_Your goal:_
Each record below is to be copied word for word, with pictures removed.

_Provided records:_
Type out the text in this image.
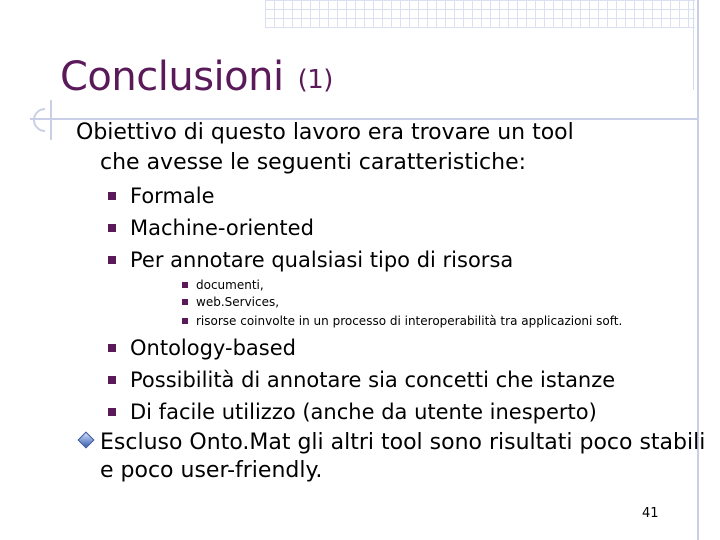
Conclusioni (1)
Obiettivo di questo lavoro era trovare un tool
che avesse le seguenti caratteristiche:
Formale
Machine-oriented
Per annotare qualsiasi tipo di risorsa
documenti,
web.Services,
risorse coinvolte in un processo di interoperabilità tra applicazioni soft.
Ontology-based
Possibilità di annotare sia concetti che istanze
Di facile utilizzo (anche da utente inesperto)
Escluso Onto.Mat gli altri tool sono risultati poco stabili
e poco user-friendly.
41
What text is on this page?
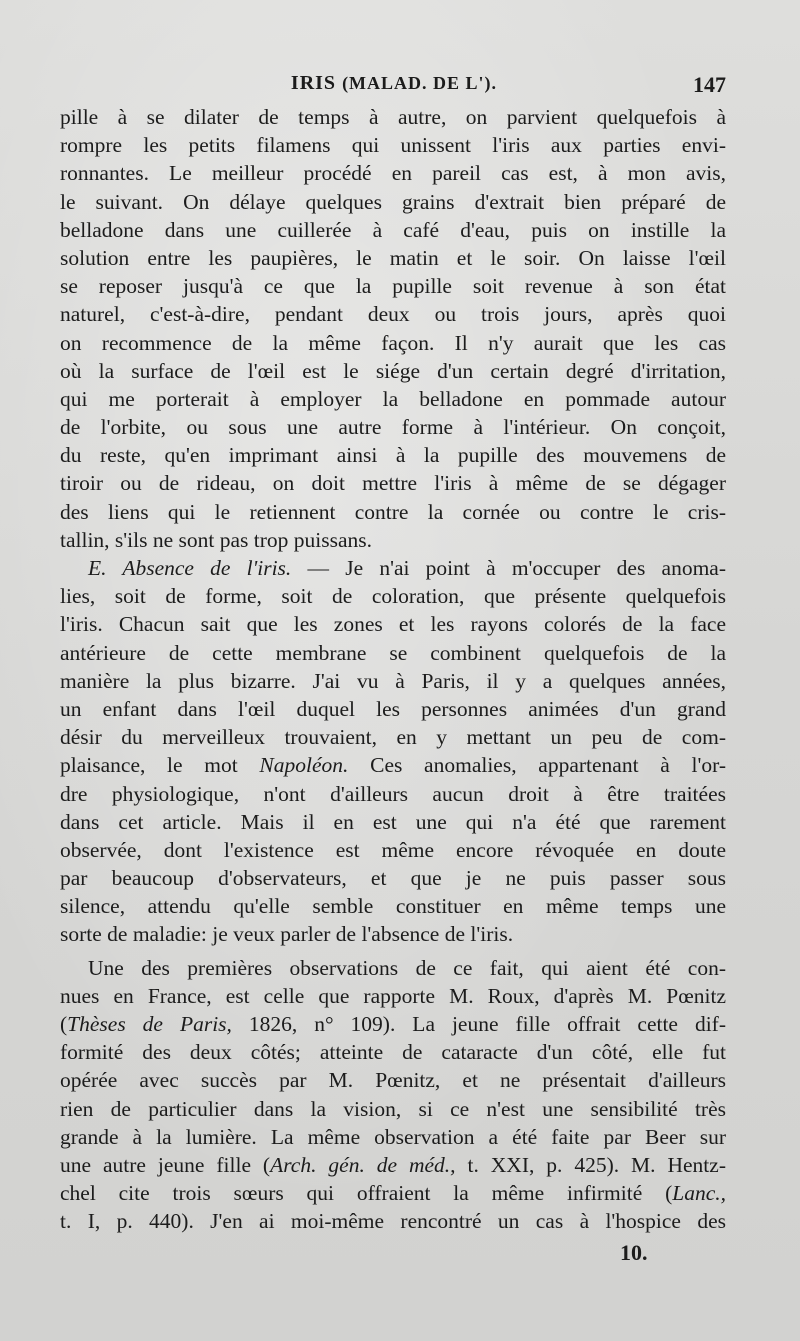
IRIS (MALAD. DE L').	147
pille à se dilater de temps à autre, on parvient quelquefois à
rompre les petits filamens qui unissent l'iris aux parties envi-
ronnantes. Le meilleur procédé en pareil cas est, à mon avis,
le suivant. On délaye quelques grains d'extrait bien préparé de
belladone dans une cuillerée à café d'eau, puis on instille la
solution entre les paupières, le matin et le soir. On laisse l'œil
se reposer jusqu'à ce que la pupille soit revenue à son état
naturel, c'est-à-dire, pendant deux ou trois jours, après quoi
on recommence de la même façon. Il n'y aurait que les cas
où la surface de l'œil est le siége d'un certain degré d'irritation,
qui me porterait à employer la belladone en pommade autour
de l'orbite, ou sous une autre forme à l'intérieur. On conçoit,
du reste, qu'en imprimant ainsi à la pupille des mouvemens de
tiroir ou de rideau, on doit mettre l'iris à même de se dégager
des liens qui le retiennent contre la cornée ou contre le cris-
tallin, s'ils ne sont pas trop puissans.
E. Absence de l'iris. — Je n'ai point à m'occuper des anoma-
lies, soit de forme, soit de coloration, que présente quelquefois
l'iris. Chacun sait que les zones et les rayons colorés de la face
antérieure de cette membrane se combinent quelquefois de la
manière la plus bizarre. J'ai vu à Paris, il y a quelques années,
un enfant dans l'œil duquel les personnes animées d'un grand
désir du merveilleux trouvaient, en y mettant un peu de com-
plaisance, le mot Napoléon. Ces anomalies, appartenant à l'or-
dre physiologique, n'ont d'ailleurs aucun droit à être traitées
dans cet article. Mais il en est une qui n'a été que rarement
observée, dont l'existence est même encore révoquée en doute
par beaucoup d'observateurs, et que je ne puis passer sous
silence, attendu qu'elle semble constituer en même temps une
sorte de maladie: je veux parler de l'absence de l'iris.
Une des premières observations de ce fait, qui aient été con-
nues en France, est celle que rapporte M. Roux, d'après M. Pœnitz
(Thèses de Paris, 1826, n° 109). La jeune fille offrait cette dif-
formité des deux côtés; atteinte de cataracte d'un côté, elle fut
opérée avec succès par M. Pœnitz, et ne présentait d'ailleurs
rien de particulier dans la vision, si ce n'est une sensibilité très
grande à la lumière. La même observation a été faite par Beer sur
une autre jeune fille (Arch. gén. de méd., t. XXI, p. 425). M. Hentz-
chel cite trois sœurs qui offraient la même infirmité (Lanc.,
t. I, p. 440). J'en ai moi-même rencontré un cas à l'hospice des
10.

_Finished answer:_
Type out the text in this image.
Conclusioni (1)
Obiettivo di questo lavoro era trovare un tool
che avesse le seguenti caratteristiche:
Formale
Machine-oriented
Per annotare qualsiasi tipo di risorsa
documenti,
web.Services,
risorse coinvolte in un processo di interoperabilità tra applicazioni soft.
Ontology-based
Possibilità di annotare sia concetti che istanze
Di facile utilizzo (anche da utente inesperto)
Escluso Onto.Mat gli altri tool sono risultati poco stabili
e poco user-friendly.
41
What text is on this page?
IRIS (MALAD. DE L').	147
pille à se dilater de temps à autre, on parvient quelquefois à
rompre les petits filamens qui unissent l'iris aux parties envi-
ronnantes. Le meilleur procédé en pareil cas est, à mon avis,
le suivant. On délaye quelques grains d'extrait bien préparé de
belladone dans une cuillerée à café d'eau, puis on instille la
solution entre les paupières, le matin et le soir. On laisse l'œil
se reposer jusqu'à ce que la pupille soit revenue à son état
naturel, c'est-à-dire, pendant deux ou trois jours, après quoi
on recommence de la même façon. Il n'y aurait que les cas
où la surface de l'œil est le siége d'un certain degré d'irritation,
qui me porterait à employer la belladone en pommade autour
de l'orbite, ou sous une autre forme à l'intérieur. On conçoit,
du reste, qu'en imprimant ainsi à la pupille des mouvemens de
tiroir ou de rideau, on doit mettre l'iris à même de se dégager
des liens qui le retiennent contre la cornée ou contre le cris-
tallin, s'ils ne sont pas trop puissans.
E. Absence de l'iris. — Je n'ai point à m'occuper des anoma-
lies, soit de forme, soit de coloration, que présente quelquefois
l'iris. Chacun sait que les zones et les rayons colorés de la face
antérieure de cette membrane se combinent quelquefois de la
manière la plus bizarre. J'ai vu à Paris, il y a quelques années,
un enfant dans l'œil duquel les personnes animées d'un grand
désir du merveilleux trouvaient, en y mettant un peu de com-
plaisance, le mot Napoléon. Ces anomalies, appartenant à l'or-
dre physiologique, n'ont d'ailleurs aucun droit à être traitées
dans cet article. Mais il en est une qui n'a été que rarement
observée, dont l'existence est même encore révoquée en doute
par beaucoup d'observateurs, et que je ne puis passer sous
silence, attendu qu'elle semble constituer en même temps une
sorte de maladie: je veux parler de l'absence de l'iris.
Une des premières observations de ce fait, qui aient été con-
nues en France, est celle que rapporte M. Roux, d'après M. Pœnitz
(Thèses de Paris, 1826, n° 109). La jeune fille offrait cette dif-
formité des deux côtés; atteinte de cataracte d'un côté, elle fut
opérée avec succès par M. Pœnitz, et ne présentait d'ailleurs
rien de particulier dans la vision, si ce n'est une sensibilité très
grande à la lumière. La même observation a été faite par Beer sur
une autre jeune fille (Arch. gén. de méd., t. XXI, p. 425). M. Hentz-
chel cite trois sœurs qui offraient la même infirmité (Lanc.,
t. I, p. 440). J'en ai moi-même rencontré un cas à l'hospice des
10.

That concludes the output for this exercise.